Input start

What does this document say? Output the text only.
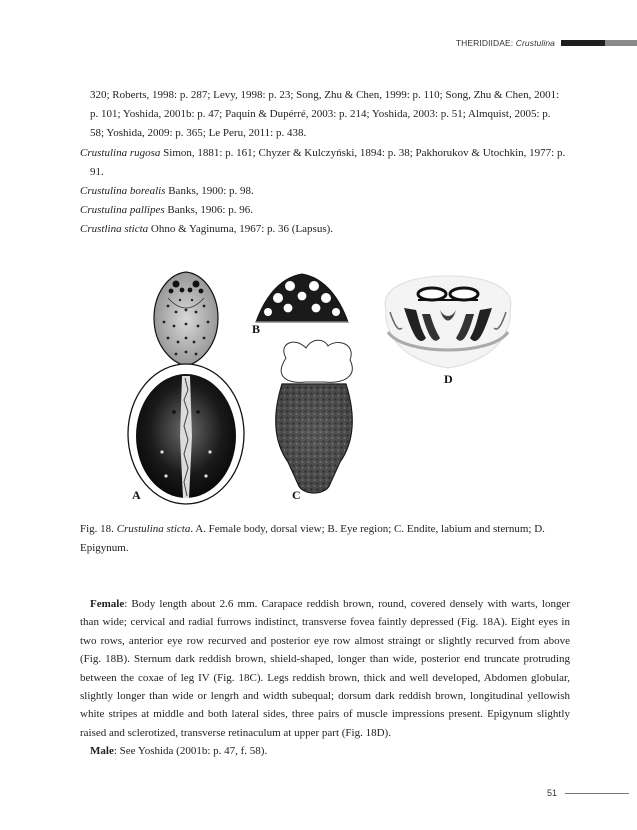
THERIDIIDAE: Crustulina

320; Roberts, 1998: p. 287; Levy, 1998: p. 23; Song, Zhu & Chen, 1999: p. 110; Song, Zhu & Chen, 2001:

p. 101; Yoshida, 2001b: p. 47; Paquin & Dupérré, 2003: p. 214; Yoshida, 2003: p. 51; Almquist, 2005: p.

58; Yoshida, 2009: p. 365; Le Peru, 2011: p. 438.

Crustulina rugosa Simon, 1881: p. 161; Chyzer & Kulczyński, 1894: p. 38; Pakhorukov & Utochkin, 1977: p. 91.

Crustulina borealis Banks, 1900: p. 98.

Crustulina pallipes Banks, 1906: p. 96.

Crustlina sticta Ohno & Yaginuma, 1967: p. 36 (Lapsus).

A
B
C
D

Fig. 18. Crustulina sticta. A. Female body, dorsal view; B. Eye region; C. Endite, labium and sternum; D. Epigynum.

Female: Body length about 2.6 mm. Carapace reddish brown, round, covered densely with warts, longer than wide; cervical and radial furrows indistinct, transverse fovea faintly depressed (Fig. 18A). Eight eyes in two rows, anterior eye row recurved and posterior eye row almost straingt or slightly recurved from above (Fig. 18B). Sternum dark reddish brown, shield-shaped, longer than wide, posterior end truncate protruding between the coxae of leg IV (Fig. 18C). Legs reddish brown, thick and well developed, Abdomen globular, slightly longer than wide or lengrh and width subequal; dorsum dark reddish brown, longitudinal yellowish white stripes at middle and both lateral sides, three pairs of muscle impressions present. Epigynum slightly raised and sclerotized, transverse retinaculum at upper part (Fig. 18D).

Male: See Yoshida (2001b: p. 47, f. 58).

51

Input end

**Written exercise**. With the pictures omitted, reproduce the records in full and exactly.

**Response to the task**.
What does this document say? Output the text only.
THERIDIIDAE: Crustulina

320; Roberts, 1998: p. 287; Levy, 1998: p. 23; Song, Zhu & Chen, 1999: p. 110; Song, Zhu & Chen, 2001:

p. 101; Yoshida, 2001b: p. 47; Paquin & Dupérré, 2003: p. 214; Yoshida, 2003: p. 51; Almquist, 2005: p.

58; Yoshida, 2009: p. 365; Le Peru, 2011: p. 438.

Crustulina rugosa Simon, 1881: p. 161; Chyzer & Kulczyński, 1894: p. 38; Pakhorukov & Utochkin, 1977: p. 91.

Crustulina borealis Banks, 1900: p. 98.

Crustulina pallipes Banks, 1906: p. 96.

Crustlina sticta Ohno & Yaginuma, 1967: p. 36 (Lapsus).

A
B
C
D

Fig. 18. Crustulina sticta. A. Female body, dorsal view; B. Eye region; C. Endite, labium and sternum; D. Epigynum.

Female: Body length about 2.6 mm. Carapace reddish brown, round, covered densely with warts, longer than wide; cervical and radial furrows indistinct, transverse fovea faintly depressed (Fig. 18A). Eight eyes in two rows, anterior eye row recurved and posterior eye row almost straingt or slightly recurved from above (Fig. 18B). Sternum dark reddish brown, shield-shaped, longer than wide, posterior end truncate protruding between the coxae of leg IV (Fig. 18C). Legs reddish brown, thick and well developed, Abdomen globular, slightly longer than wide or lengrh and width subequal; dorsum dark reddish brown, longitudinal yellowish white stripes at middle and both lateral sides, three pairs of muscle impressions present. Epigynum slightly raised and sclerotized, transverse retinaculum at upper part (Fig. 18D).

Male: See Yoshida (2001b: p. 47, f. 58).

51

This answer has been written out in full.